**DESCRIÇÃO DO EXERCÍCIO:** Extraia das linhas abaixo cada uma que contenha a cadeia "risk".

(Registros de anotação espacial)
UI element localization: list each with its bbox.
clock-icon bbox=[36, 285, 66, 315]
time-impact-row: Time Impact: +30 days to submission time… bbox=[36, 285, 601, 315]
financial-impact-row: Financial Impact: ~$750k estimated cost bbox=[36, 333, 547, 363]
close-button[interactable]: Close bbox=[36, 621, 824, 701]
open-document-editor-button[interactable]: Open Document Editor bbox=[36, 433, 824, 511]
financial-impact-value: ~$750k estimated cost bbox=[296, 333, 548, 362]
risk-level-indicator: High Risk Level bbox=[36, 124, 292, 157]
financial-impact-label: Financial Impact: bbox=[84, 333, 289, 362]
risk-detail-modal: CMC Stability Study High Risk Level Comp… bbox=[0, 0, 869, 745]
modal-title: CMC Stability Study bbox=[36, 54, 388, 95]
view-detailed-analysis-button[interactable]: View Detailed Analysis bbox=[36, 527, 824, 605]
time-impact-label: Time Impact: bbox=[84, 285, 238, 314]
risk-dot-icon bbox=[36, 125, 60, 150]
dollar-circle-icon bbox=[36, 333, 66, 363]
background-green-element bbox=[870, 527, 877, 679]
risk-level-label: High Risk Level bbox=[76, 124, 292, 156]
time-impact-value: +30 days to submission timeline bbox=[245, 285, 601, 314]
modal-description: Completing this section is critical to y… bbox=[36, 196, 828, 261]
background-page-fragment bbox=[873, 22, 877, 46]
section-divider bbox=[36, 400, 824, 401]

**SAÍDA DO EXERCÍCIO:**
risk-level-indicator: High Risk Level bbox=[36, 124, 292, 157]
risk-detail-modal: CMC Stability Study High Risk Level Comp… bbox=[0, 0, 869, 745]
risk-dot-icon bbox=[36, 125, 60, 150]
risk-level-label: High Risk Level bbox=[76, 124, 292, 156]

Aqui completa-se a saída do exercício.